▸ EXERCISE
Repeat the full listing, word for word.

** start **

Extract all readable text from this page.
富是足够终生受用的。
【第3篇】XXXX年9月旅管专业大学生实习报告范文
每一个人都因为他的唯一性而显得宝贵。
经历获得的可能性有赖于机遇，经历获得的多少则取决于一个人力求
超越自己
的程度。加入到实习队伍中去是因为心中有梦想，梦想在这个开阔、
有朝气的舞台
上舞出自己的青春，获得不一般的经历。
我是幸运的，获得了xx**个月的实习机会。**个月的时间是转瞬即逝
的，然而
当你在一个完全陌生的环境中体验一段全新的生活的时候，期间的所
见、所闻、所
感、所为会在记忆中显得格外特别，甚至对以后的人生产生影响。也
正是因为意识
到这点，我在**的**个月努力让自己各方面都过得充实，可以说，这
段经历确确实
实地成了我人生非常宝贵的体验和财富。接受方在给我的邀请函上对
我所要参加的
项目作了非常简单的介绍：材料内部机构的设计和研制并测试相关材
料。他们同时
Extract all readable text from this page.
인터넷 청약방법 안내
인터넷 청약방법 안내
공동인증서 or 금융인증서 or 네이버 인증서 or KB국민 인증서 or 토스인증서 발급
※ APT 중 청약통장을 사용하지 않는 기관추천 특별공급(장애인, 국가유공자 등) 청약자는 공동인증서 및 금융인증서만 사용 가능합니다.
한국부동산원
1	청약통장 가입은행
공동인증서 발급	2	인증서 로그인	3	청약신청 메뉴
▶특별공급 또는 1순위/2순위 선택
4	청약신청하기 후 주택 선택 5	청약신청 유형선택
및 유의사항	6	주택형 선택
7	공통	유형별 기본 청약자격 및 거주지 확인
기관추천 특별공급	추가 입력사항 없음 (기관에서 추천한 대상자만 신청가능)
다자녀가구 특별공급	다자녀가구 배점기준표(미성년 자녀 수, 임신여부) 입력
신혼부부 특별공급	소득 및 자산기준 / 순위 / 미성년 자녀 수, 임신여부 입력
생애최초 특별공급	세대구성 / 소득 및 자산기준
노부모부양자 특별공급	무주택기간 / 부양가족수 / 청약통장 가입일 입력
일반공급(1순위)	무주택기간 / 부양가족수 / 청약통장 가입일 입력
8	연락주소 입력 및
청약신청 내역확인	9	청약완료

** end **

▸ REPLY TO THE TASK
Extract all readable text from this page.
富是足够终生受用的。
【第3篇】XXXX年9月旅管专业大学生实习报告范文
每一个人都因为他的唯一性而显得宝贵。
经历获得的可能性有赖于机遇，经历获得的多少则取决于一个人力求
超越自己
的程度。加入到实习队伍中去是因为心中有梦想，梦想在这个开阔、
有朝气的舞台
上舞出自己的青春，获得不一般的经历。
我是幸运的，获得了xx**个月的实习机会。**个月的时间是转瞬即逝
的，然而
当你在一个完全陌生的环境中体验一段全新的生活的时候，期间的所
见、所闻、所
感、所为会在记忆中显得格外特别，甚至对以后的人生产生影响。也
正是因为意识
到这点，我在**的**个月努力让自己各方面都过得充实，可以说，这
段经历确确实
实地成了我人生非常宝贵的体验和财富。接受方在给我的邀请函上对
我所要参加的
项目作了非常简单的介绍：材料内部机构的设计和研制并测试相关材
料。他们同时
Extract all readable text from this page.
인터넷 청약방법 안내
인터넷 청약방법 안내
공동인증서 or 금융인증서 or 네이버 인증서 or KB국민 인증서 or 토스인증서 발급
※ APT 중 청약통장을 사용하지 않는 기관추천 특별공급(장애인, 국가유공자 등) 청약자는 공동인증서 및 금융인증서만 사용 가능합니다.
한국부동산원
1	청약통장 가입은행
공동인증서 발급	2	인증서 로그인	3	청약신청 메뉴
▶특별공급 또는 1순위/2순위 선택
4	청약신청하기 후 주택 선택 5	청약신청 유형선택
및 유의사항	6	주택형 선택
7	공통	유형별 기본 청약자격 및 거주지 확인
기관추천 특별공급	추가 입력사항 없음 (기관에서 추천한 대상자만 신청가능)
다자녀가구 특별공급	다자녀가구 배점기준표(미성년 자녀 수, 임신여부) 입력
신혼부부 특별공급	소득 및 자산기준 / 순위 / 미성년 자녀 수, 임신여부 입력
생애최초 특별공급	세대구성 / 소득 및 자산기준
노부모부양자 특별공급	무주택기간 / 부양가족수 / 청약통장 가입일 입력
일반공급(1순위)	무주택기간 / 부양가족수 / 청약통장 가입일 입력
8	연락주소 입력 및
청약신청 내역확인	9	청약완료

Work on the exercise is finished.